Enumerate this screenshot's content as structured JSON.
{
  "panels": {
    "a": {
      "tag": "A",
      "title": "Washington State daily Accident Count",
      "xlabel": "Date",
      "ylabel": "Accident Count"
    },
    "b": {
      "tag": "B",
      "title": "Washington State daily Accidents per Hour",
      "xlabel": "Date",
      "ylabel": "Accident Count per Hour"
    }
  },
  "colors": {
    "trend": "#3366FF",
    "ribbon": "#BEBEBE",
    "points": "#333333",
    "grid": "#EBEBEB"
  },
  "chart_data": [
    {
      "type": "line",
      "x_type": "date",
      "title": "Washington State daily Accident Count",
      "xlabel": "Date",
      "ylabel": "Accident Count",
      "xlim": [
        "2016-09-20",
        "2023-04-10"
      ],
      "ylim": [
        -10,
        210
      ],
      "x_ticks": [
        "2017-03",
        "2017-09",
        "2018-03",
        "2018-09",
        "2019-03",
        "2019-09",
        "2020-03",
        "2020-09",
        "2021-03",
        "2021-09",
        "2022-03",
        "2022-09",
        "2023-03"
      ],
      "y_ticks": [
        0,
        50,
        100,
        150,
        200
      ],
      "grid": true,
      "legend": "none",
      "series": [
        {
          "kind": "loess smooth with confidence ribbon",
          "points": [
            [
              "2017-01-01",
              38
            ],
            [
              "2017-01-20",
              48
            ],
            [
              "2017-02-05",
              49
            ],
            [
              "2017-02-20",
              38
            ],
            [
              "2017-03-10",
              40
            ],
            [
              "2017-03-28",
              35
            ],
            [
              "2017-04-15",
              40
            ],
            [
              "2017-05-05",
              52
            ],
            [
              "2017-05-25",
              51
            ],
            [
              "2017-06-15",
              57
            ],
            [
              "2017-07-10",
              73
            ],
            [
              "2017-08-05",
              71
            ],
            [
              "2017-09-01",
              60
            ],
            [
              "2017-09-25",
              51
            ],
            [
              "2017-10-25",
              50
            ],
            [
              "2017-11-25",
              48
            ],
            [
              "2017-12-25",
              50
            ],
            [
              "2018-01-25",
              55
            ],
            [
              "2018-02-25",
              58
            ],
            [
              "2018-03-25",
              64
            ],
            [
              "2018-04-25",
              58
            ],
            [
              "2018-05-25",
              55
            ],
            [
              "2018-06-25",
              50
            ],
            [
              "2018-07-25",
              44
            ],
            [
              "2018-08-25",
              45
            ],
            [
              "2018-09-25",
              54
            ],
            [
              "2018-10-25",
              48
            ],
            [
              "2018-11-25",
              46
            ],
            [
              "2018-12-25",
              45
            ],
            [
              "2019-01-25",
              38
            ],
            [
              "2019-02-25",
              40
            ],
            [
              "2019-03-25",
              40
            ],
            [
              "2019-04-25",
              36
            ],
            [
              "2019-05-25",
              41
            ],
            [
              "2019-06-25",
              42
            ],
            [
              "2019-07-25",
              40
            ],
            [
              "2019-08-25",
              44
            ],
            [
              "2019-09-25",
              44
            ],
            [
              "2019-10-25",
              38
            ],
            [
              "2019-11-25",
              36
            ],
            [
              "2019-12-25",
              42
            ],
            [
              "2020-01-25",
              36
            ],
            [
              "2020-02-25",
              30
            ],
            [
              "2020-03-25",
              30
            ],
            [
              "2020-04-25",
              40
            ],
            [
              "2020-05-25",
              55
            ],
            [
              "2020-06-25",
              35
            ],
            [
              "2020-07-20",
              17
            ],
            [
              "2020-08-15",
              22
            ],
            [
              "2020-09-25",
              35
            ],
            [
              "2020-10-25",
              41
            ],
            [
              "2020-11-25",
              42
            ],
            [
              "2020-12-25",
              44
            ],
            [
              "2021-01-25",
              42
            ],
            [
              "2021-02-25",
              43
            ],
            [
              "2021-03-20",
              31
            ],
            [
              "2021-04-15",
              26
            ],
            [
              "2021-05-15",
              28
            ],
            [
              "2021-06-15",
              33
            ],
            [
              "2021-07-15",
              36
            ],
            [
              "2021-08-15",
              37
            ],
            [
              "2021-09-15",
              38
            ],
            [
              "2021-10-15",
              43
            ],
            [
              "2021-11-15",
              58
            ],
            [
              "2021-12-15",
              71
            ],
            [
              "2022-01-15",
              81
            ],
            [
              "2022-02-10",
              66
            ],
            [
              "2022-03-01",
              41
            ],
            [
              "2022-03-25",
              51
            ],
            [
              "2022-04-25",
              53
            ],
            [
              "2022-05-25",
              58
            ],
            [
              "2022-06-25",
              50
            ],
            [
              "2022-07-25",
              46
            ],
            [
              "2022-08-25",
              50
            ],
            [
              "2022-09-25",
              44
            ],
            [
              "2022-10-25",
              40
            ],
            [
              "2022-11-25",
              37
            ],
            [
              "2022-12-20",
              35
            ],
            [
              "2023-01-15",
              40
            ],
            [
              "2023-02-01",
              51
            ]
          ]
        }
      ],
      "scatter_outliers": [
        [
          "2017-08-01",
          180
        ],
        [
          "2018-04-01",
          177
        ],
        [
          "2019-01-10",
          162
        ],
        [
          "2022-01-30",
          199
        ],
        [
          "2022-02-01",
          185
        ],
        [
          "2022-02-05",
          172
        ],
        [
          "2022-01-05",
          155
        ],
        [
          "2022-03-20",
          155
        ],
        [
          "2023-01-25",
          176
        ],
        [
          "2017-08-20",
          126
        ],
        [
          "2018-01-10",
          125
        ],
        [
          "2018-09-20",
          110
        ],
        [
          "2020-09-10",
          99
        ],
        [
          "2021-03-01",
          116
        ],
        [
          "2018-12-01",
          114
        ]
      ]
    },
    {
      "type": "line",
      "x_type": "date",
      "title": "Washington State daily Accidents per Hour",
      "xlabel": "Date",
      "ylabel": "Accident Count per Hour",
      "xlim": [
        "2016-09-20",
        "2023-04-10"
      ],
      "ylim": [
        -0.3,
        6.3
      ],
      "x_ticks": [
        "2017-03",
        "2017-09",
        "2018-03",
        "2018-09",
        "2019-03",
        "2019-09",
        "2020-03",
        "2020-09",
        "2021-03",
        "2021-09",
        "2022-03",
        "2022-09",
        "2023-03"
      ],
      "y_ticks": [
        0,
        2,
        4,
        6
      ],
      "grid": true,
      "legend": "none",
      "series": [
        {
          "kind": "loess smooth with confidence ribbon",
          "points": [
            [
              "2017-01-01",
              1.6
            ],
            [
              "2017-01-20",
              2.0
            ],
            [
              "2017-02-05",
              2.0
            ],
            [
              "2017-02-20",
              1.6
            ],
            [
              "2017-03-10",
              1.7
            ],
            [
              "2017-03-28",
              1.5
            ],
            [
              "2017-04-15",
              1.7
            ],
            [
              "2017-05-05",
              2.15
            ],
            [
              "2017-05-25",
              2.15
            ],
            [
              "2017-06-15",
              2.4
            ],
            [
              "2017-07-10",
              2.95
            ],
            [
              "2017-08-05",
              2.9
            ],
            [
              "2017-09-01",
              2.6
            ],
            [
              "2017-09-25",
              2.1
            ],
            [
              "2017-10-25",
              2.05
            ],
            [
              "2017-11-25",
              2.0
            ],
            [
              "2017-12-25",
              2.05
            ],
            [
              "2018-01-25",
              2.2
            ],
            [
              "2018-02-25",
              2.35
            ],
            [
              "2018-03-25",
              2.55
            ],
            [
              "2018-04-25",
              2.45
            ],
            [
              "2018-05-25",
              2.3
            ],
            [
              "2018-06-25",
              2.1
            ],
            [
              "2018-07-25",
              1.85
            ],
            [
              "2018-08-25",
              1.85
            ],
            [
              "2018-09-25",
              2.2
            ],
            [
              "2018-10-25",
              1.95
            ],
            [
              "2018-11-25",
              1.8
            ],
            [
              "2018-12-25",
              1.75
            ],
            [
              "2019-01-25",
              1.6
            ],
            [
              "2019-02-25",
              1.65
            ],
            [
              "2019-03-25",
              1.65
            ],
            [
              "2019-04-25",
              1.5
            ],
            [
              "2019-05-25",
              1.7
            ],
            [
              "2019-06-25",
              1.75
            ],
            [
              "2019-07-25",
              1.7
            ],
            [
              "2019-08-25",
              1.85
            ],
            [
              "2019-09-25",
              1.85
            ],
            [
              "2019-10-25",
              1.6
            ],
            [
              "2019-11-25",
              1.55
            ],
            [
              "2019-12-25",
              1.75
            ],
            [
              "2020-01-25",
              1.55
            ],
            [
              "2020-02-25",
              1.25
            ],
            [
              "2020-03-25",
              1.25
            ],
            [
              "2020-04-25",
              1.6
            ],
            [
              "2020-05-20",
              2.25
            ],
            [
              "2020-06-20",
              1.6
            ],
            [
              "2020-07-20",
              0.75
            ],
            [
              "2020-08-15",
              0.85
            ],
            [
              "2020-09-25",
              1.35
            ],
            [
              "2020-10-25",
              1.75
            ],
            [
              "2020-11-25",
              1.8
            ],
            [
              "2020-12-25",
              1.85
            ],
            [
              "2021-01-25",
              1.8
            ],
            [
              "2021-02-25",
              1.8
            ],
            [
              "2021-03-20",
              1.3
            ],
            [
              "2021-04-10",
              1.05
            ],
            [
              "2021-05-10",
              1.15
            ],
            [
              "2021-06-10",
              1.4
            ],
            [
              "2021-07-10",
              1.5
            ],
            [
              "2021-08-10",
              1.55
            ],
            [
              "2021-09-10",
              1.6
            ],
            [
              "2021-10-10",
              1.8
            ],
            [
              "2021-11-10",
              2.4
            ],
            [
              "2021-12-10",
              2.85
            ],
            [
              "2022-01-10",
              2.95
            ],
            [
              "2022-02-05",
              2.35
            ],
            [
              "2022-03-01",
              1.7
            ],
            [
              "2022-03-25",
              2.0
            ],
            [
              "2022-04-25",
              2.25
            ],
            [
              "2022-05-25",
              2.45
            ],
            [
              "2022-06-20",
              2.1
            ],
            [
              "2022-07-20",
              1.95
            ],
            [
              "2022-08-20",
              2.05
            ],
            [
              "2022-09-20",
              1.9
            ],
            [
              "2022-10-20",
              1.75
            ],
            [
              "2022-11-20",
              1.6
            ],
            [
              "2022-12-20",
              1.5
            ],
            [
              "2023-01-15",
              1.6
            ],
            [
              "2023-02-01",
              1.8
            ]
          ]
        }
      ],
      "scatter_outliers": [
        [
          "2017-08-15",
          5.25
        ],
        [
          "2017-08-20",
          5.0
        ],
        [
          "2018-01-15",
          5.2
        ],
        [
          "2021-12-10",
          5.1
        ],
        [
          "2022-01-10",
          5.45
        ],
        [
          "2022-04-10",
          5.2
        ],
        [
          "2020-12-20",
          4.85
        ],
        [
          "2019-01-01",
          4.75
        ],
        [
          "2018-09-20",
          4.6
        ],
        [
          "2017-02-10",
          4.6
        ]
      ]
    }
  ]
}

- - -

Aim: Extract all lines of the records above that include "ylabel".

Result of this task:
      "ylabel": "Accident Count"
      "ylabel": "Accident Count per Hour"
      "ylabel": "Accident Count",
      "ylabel": "Accident Count per Hour",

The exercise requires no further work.